Problem
Pictures stay out of the copy; set down each line of the listing below exactly.

□ □ □ □ □

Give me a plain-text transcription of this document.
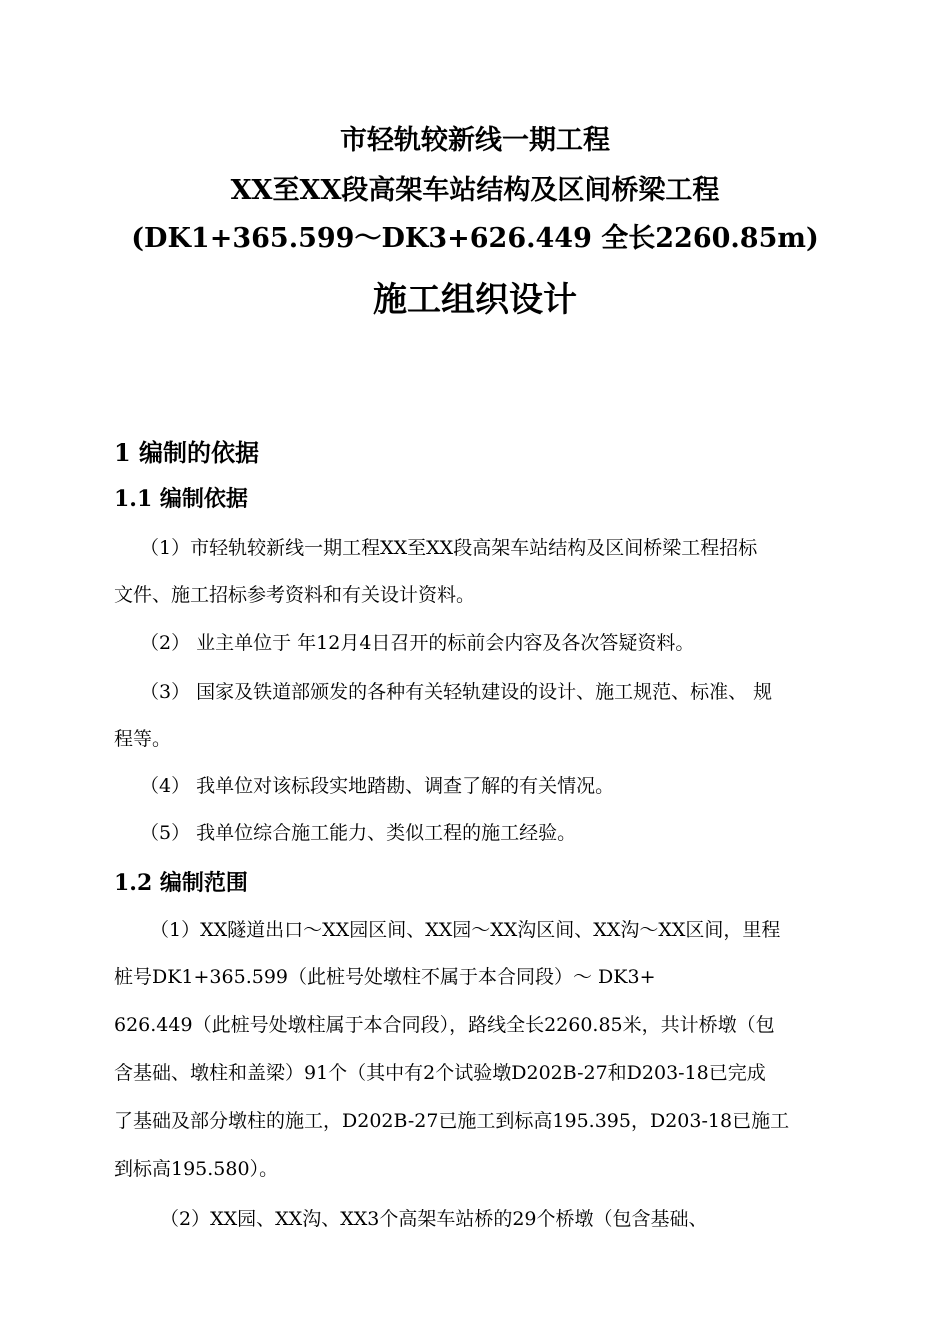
市轻轨较新线一期工程
XX至XX段高架车站结构及区间桥梁工程
(DK1+365.599～DK3+626.449 全长2260.85m)
施工组织设计
1 编制的依据
1.1 编制依据
（1）市轻轨较新线一期工程XX至XX段高架车站结构及区间桥梁工程招标
文件、施工招标参考资料和有关设计资料。
（2） 业主单位于 年12月4日召开的标前会内容及各次答疑资料。
（3） 国家及铁道部颁发的各种有关轻轨建设的设计、施工规范、标准、 规
程等。
（4） 我单位对该标段实地踏勘、调查了解的有关情况。
（5） 我单位综合施工能力、类似工程的施工经验。
1.2 编制范围
（1）XX隧道出口～XX园区间、XX园～XX沟区间、XX沟～XX区间，里程
桩号DK1+365.599（此桩号处墩柱不属于本合同段）～ DK3+
626.449（此桩号处墩柱属于本合同段），路线全长2260.85米，共计桥墩（包
含基础、墩柱和盖梁）91个（其中有2个试验墩D202B-27和D203-18已完成
了基础及部分墩柱的施工，D202B-27已施工到标高195.395，D203-18已施工
到标高195.580）。
（2）XX园、XX沟、XX3个高架车站桥的29个桥墩（包含基础、
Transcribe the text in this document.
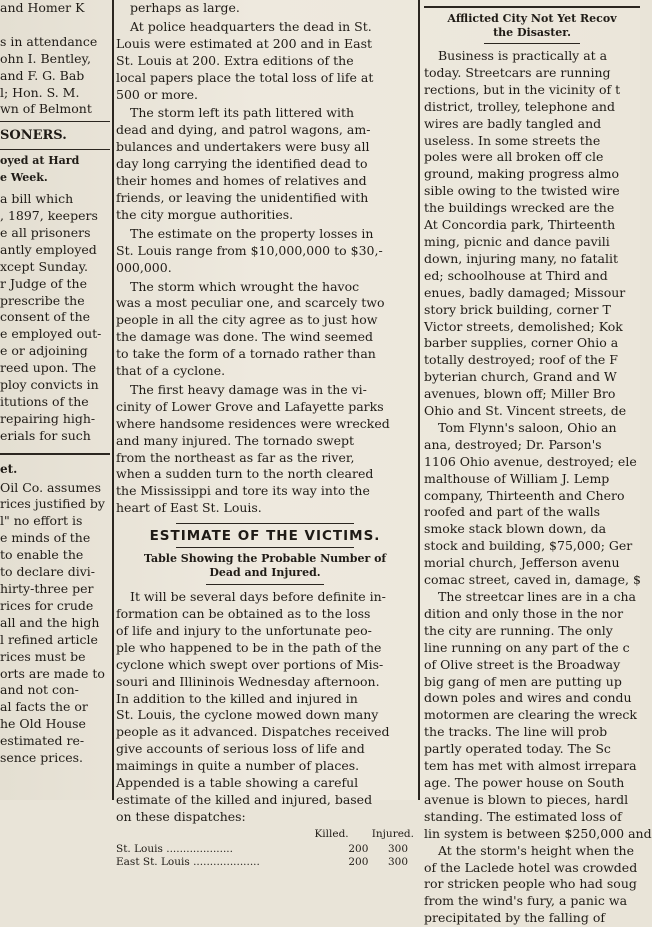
and Homer K

s in attendance
ohn I. Bentley,
and F. G. Bab
l; Hon. S. M.
wn of Belmont
SONERS.
oyed at Hard
e Week.
a bill which
, 1897, keepers
e all prisoners
antly employed
xcept Sunday.
r Judge of the
prescribe the
consent of the
e employed out-
e or adjoining
reed upon. The
ploy convicts in
itutions of the
repairing high-
erials for such
et.
Oil Co. assumes
rices justified by
l" no effort is
e minds of the
to enable the
to declare divi-
hirty-three per
rices for crude
all and the high
l refined article
rices must be
orts are made to
and not con-
al facts the or
he Old House
estimated re-
sence prices.
perhaps as large.
At police headquarters the dead in St.
Louis were estimated at 200 and in East
St. Louis at 200. Extra editions of the
local papers place the total loss of life at
500 or more.
The storm left its path littered with
dead and dying, and patrol wagons, am-
bulances and undertakers were busy all
day long carrying the identified dead to
their homes and homes of relatives and
friends, or leaving the unidentified with
the city morgue authorities.
The estimate on the property losses in
St. Louis range from $10,000,000 to $30,-
000,000.
The storm which wrought the havoc
was a most peculiar one, and scarcely two
people in all the city agree as to just how
the damage was done. The wind seemed
to take the form of a tornado rather than
that of a cyclone.
The first heavy damage was in the vi-
cinity of Lower Grove and Lafayette parks
where handsome residences were wrecked
and many injured. The tornado swept
from the northeast as far as the river,
when a sudden turn to the north cleared
the Mississippi and tore its way into the
heart of East St. Louis.
ESTIMATE OF THE VICTIMS.
Table Showing the Probable Number of
Dead and Injured.
It will be several days before definite in-
formation can be obtained as to the loss
of life and injury to the unfortunate peo-
ple who happened to be in the path of the
cyclone which swept over portions of Mis-
souri and Illininois Wednesday afternoon.
In addition to the killed and injured in
St. Louis, the cyclone mowed down many
people as it advanced. Dispatches received
give accounts of serious loss of life and
maimings in quite a number of places.
Appended is a table showing a careful
estimate of the killed and injured, based
on these dispatches:
Killed. Injured.
St. Louis ....................	200	300
East St. Louis ....................	200	300
Afflicted City Not Yet Recov
the Disaster.
Business is practically at a
today. Streetcars are running
rections, but in the vicinity of t
district, trolley, telephone and
wires are badly tangled and
useless. In some streets the
poles were all broken off cle
ground, making progress almo
sible owing to the twisted wire
the buildings wrecked are the
At Concordia park, Thirteenth
ming, picnic and dance pavili
down, injuring many, no fatalit
ed; schoolhouse at Third and
enues, badly damaged; Missour
story brick building, corner T
Victor streets, demolished; Kok
barber supplies, corner Ohio a
totally destroyed; roof of the F
byterian church, Grand and W
avenues, blown off; Miller Bro
Ohio and St. Vincent streets, de
Tom Flynn's saloon, Ohio an
ana, destroyed; Dr. Parson's
1106 Ohio avenue, destroyed; ele
malthouse of William J. Lemp
company, Thirteenth and Chero
roofed and part of the walls
smoke stack blown down, da
stock and building, $75,000; Ger
morial church, Jefferson avenu
comac street, caved in, damage, $
The streetcar lines are in a cha
dition and only those in the nor
the city are running. The only
line running on any part of the c
of Olive street is the Broadway
big gang of men are putting up
down poles and wires and condu
motormen are clearing the wreck
the tracks. The line will prob
partly operated today. The Sc
tem has met with almost irrepara
age. The power house on South
avenue is blown to pieces, hardl
standing. The estimated loss of
lin system is between $250,000 and
At the storm's height when the
of the Laclede hotel was crowded
ror stricken people who had soug
from the wind's fury, a panic wa
precipitated by the falling of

□ □ □ □ □

Solution below
Give me a plain-text transcription of this document.
市轻轨较新线一期工程
XX至XX段高架车站结构及区间桥梁工程
(DK1+365.599～DK3+626.449 全长2260.85m)
施工组织设计
1 编制的依据
1.1 编制依据
（1）市轻轨较新线一期工程XX至XX段高架车站结构及区间桥梁工程招标
文件、施工招标参考资料和有关设计资料。
（2） 业主单位于 年12月4日召开的标前会内容及各次答疑资料。
（3） 国家及铁道部颁发的各种有关轻轨建设的设计、施工规范、标准、 规
程等。
（4） 我单位对该标段实地踏勘、调查了解的有关情况。
（5） 我单位综合施工能力、类似工程的施工经验。
1.2 编制范围
（1）XX隧道出口～XX园区间、XX园～XX沟区间、XX沟～XX区间，里程
桩号DK1+365.599（此桩号处墩柱不属于本合同段）～ DK3+
626.449（此桩号处墩柱属于本合同段），路线全长2260.85米，共计桥墩（包
含基础、墩柱和盖梁）91个（其中有2个试验墩D202B-27和D203-18已完成
了基础及部分墩柱的施工，D202B-27已施工到标高195.395，D203-18已施工
到标高195.580）。
（2）XX园、XX沟、XX3个高架车站桥的29个桥墩（包含基础、
Transcribe the text in this document.
and Homer K

s in attendance
ohn I. Bentley,
and F. G. Bab
l; Hon. S. M.
wn of Belmont
SONERS.
oyed at Hard
e Week.
a bill which
, 1897, keepers
e all prisoners
antly employed
xcept Sunday.
r Judge of the
prescribe the
consent of the
e employed out-
e or adjoining
reed upon. The
ploy convicts in
itutions of the
repairing high-
erials for such
et.
Oil Co. assumes
rices justified by
l" no effort is
e minds of the
to enable the
to declare divi-
hirty-three per
rices for crude
all and the high
l refined article
rices must be
orts are made to
and not con-
al facts the or
he Old House
estimated re-
sence prices.
perhaps as large.
At police headquarters the dead in St.
Louis were estimated at 200 and in East
St. Louis at 200. Extra editions of the
local papers place the total loss of life at
500 or more.
The storm left its path littered with
dead and dying, and patrol wagons, am-
bulances and undertakers were busy all
day long carrying the identified dead to
their homes and homes of relatives and
friends, or leaving the unidentified with
the city morgue authorities.
The estimate on the property losses in
St. Louis range from $10,000,000 to $30,-
000,000.
The storm which wrought the havoc
was a most peculiar one, and scarcely two
people in all the city agree as to just how
the damage was done. The wind seemed
to take the form of a tornado rather than
that of a cyclone.
The first heavy damage was in the vi-
cinity of Lower Grove and Lafayette parks
where handsome residences were wrecked
and many injured. The tornado swept
from the northeast as far as the river,
when a sudden turn to the north cleared
the Mississippi and tore its way into the
heart of East St. Louis.
ESTIMATE OF THE VICTIMS.
Table Showing the Probable Number of
Dead and Injured.
It will be several days before definite in-
formation can be obtained as to the loss
of life and injury to the unfortunate peo-
ple who happened to be in the path of the
cyclone which swept over portions of Mis-
souri and Illininois Wednesday afternoon.
In addition to the killed and injured in
St. Louis, the cyclone mowed down many
people as it advanced. Dispatches received
give accounts of serious loss of life and
maimings in quite a number of places.
Appended is a table showing a careful
estimate of the killed and injured, based
on these dispatches:
Killed. Injured.
St. Louis ....................	200	300
East St. Louis ....................	200	300
Afflicted City Not Yet Recov
the Disaster.
Business is practically at a
today. Streetcars are running
rections, but in the vicinity of t
district, trolley, telephone and
wires are badly tangled and
useless. In some streets the
poles were all broken off cle
ground, making progress almo
sible owing to the twisted wire
the buildings wrecked are the
At Concordia park, Thirteenth
ming, picnic and dance pavili
down, injuring many, no fatalit
ed; schoolhouse at Third and
enues, badly damaged; Missour
story brick building, corner T
Victor streets, demolished; Kok
barber supplies, corner Ohio a
totally destroyed; roof of the F
byterian church, Grand and W
avenues, blown off; Miller Bro
Ohio and St. Vincent streets, de
Tom Flynn's saloon, Ohio an
ana, destroyed; Dr. Parson's
1106 Ohio avenue, destroyed; ele
malthouse of William J. Lemp
company, Thirteenth and Chero
roofed and part of the walls
smoke stack blown down, da
stock and building, $75,000; Ger
morial church, Jefferson avenu
comac street, caved in, damage, $
The streetcar lines are in a cha
dition and only those in the nor
the city are running. The only
line running on any part of the c
of Olive street is the Broadway
big gang of men are putting up
down poles and wires and condu
motormen are clearing the wreck
the tracks. The line will prob
partly operated today. The Sc
tem has met with almost irrepara
age. The power house on South
avenue is blown to pieces, hardl
standing. The estimated loss of
lin system is between $250,000 and
At the storm's height when the
of the Laclede hotel was crowded
ror stricken people who had soug
from the wind's fury, a panic wa
precipitated by the falling of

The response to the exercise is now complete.